▶ **WORK REQUIRED**
Look for "name" in each line of the entries, and return the matching lines.

>>>

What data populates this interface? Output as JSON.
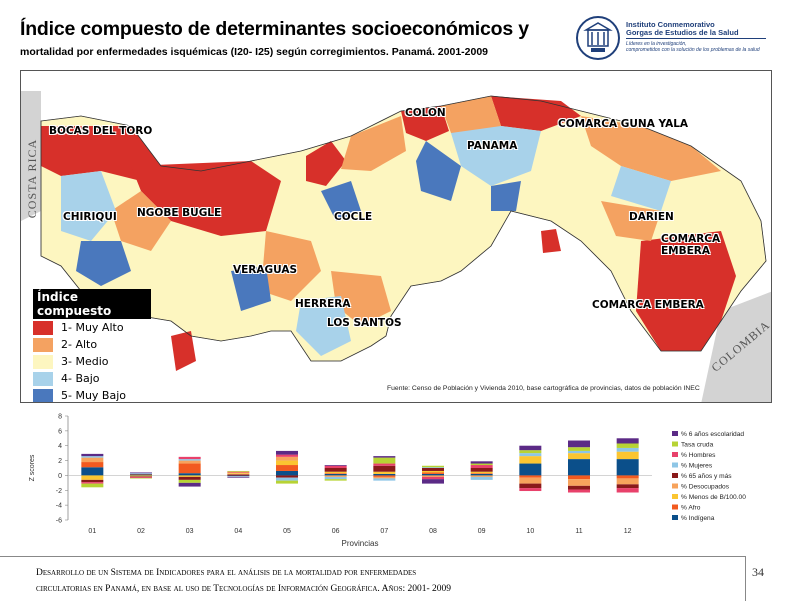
{
  "title": {
    "line1": "Índice compuesto de determinantes socioeconómicos y",
    "line2": "mortalidad por enfermedades isquémicas (I20- I25) según corregimientos. Panamá. 2001-2009"
  },
  "logo": {
    "line1": "Instituto Conmemorativo",
    "line2": "Gorgas de Estudios de la Salud",
    "line3": "Líderes en la investigación,",
    "line4": "comprometidos con la solución de los problemas de la salud"
  },
  "map": {
    "labels": [
      "COLON",
      "BOCAS DEL TORO",
      "COMARCA GUNA YALA",
      "PANAMA",
      "CHIRIQUI",
      "NGOBE BUGLE",
      "COCLE",
      "DARIEN",
      "COMARCA EMBERA",
      "VERAGUAS",
      "HERRERA",
      "LOS SANTOS",
      "COMARCA EMBERA"
    ],
    "countries": [
      "COSTA RICA",
      "COLOMBIA"
    ],
    "source": "Fuente: Censo de Población y Vivienda 2010, base cartográfica de provincias, datos de población INEC",
    "legend": {
      "title": "Índice compuesto",
      "items": [
        {
          "label": "1- Muy Alto",
          "color": "#d7302a"
        },
        {
          "label": "2- Alto",
          "color": "#f4a261"
        },
        {
          "label": "3- Medio",
          "color": "#fdf6c0"
        },
        {
          "label": "4- Bajo",
          "color": "#a8d2ea"
        },
        {
          "label": "5- Muy Bajo",
          "color": "#4a78bd"
        }
      ]
    }
  },
  "chart_data": {
    "type": "bar",
    "stacked": true,
    "categories": [
      "01",
      "02",
      "03",
      "04",
      "05",
      "06",
      "07",
      "08",
      "09",
      "10",
      "11",
      "12"
    ],
    "ylabel": "Z scores",
    "xlabel": "Provincias",
    "ylim": [
      -6,
      8
    ],
    "yticks": [
      -6,
      -4,
      -2,
      0,
      2,
      4,
      6,
      8
    ],
    "grid": false,
    "legend_position": "right",
    "series": [
      {
        "name": "% Indígena",
        "color": "#0b4f8a",
        "values": [
          1.1,
          0.15,
          0.3,
          0.1,
          0.6,
          0.2,
          0.2,
          0.2,
          0.2,
          1.6,
          2.2,
          2.2
        ]
      },
      {
        "name": "% Afro",
        "color": "#f25a1f",
        "values": [
          0.7,
          0.05,
          1.3,
          0.1,
          0.8,
          0.1,
          -0.2,
          0.2,
          0.1,
          -0.3,
          -0.5,
          -0.4
        ]
      },
      {
        "name": "% Menos de B/100.00",
        "color": "#fbc531",
        "values": [
          -0.6,
          -0.1,
          -0.2,
          0.1,
          0.6,
          0.2,
          0.3,
          0.2,
          0.2,
          1.0,
          0.8,
          1.0
        ]
      },
      {
        "name": "% Desocupados",
        "color": "#f7a35c",
        "values": [
          0.6,
          -0.05,
          0.4,
          0.1,
          0.5,
          -0.2,
          -0.2,
          -0.2,
          -0.2,
          -0.8,
          -0.9,
          -0.8
        ]
      },
      {
        "name": "% 65 años y más",
        "color": "#8a1a1a",
        "values": [
          -0.3,
          -0.1,
          -0.4,
          -0.1,
          -0.3,
          0.5,
          0.8,
          0.4,
          0.5,
          -0.6,
          -0.5,
          -0.5
        ]
      },
      {
        "name": "% Mujeres",
        "color": "#8ec6e6",
        "values": [
          0.2,
          0.1,
          0.2,
          -0.1,
          -0.4,
          -0.3,
          -0.3,
          0.1,
          -0.4,
          0.4,
          0.3,
          0.5
        ]
      },
      {
        "name": "% Hombres",
        "color": "#e8416b",
        "values": [
          -0.2,
          -0.1,
          0.3,
          0.1,
          0.3,
          0.3,
          0.3,
          -0.3,
          0.4,
          -0.4,
          -0.4,
          -0.6
        ]
      },
      {
        "name": "Tasa cruda",
        "color": "#b7d334",
        "values": [
          -0.5,
          -0.05,
          -0.4,
          0.1,
          -0.4,
          -0.2,
          0.8,
          0.2,
          0.2,
          0.4,
          0.5,
          0.6
        ]
      },
      {
        "name": "% 6 años escolaridad",
        "color": "#5b2a86",
        "values": [
          0.3,
          0.1,
          -0.5,
          -0.1,
          0.5,
          0.1,
          0.2,
          -0.6,
          0.3,
          0.6,
          0.9,
          0.7
        ]
      }
    ]
  },
  "footer": {
    "line1": "Desarrollo de un Sistema de Indicadores para el análisis de la mortalidad por enfermedades",
    "line2": "circulatorias en Panamá, en base al uso de Tecnologías de Información Geográfica. Años: 2001- 2009",
    "page": "34"
  }
}
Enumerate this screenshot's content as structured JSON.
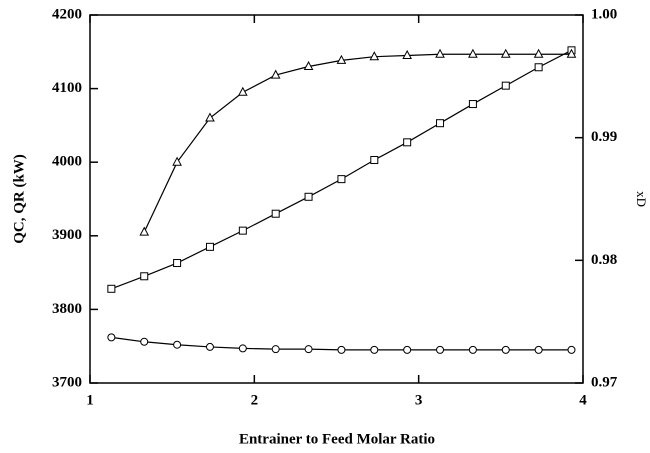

<<<

▶ **SOLUTION FOR THIS PROBLEM**
        "name": "% Indígena",
        "name": "% Afro",
        "name": "% Menos de B/100.00",
        "name": "% Desocupados",
        "name": "% 65 años y más",
        "name": "% Mujeres",
        "name": "% Hombres",
        "name": "Tasa cruda",
        "name": "% 6 años escolaridad",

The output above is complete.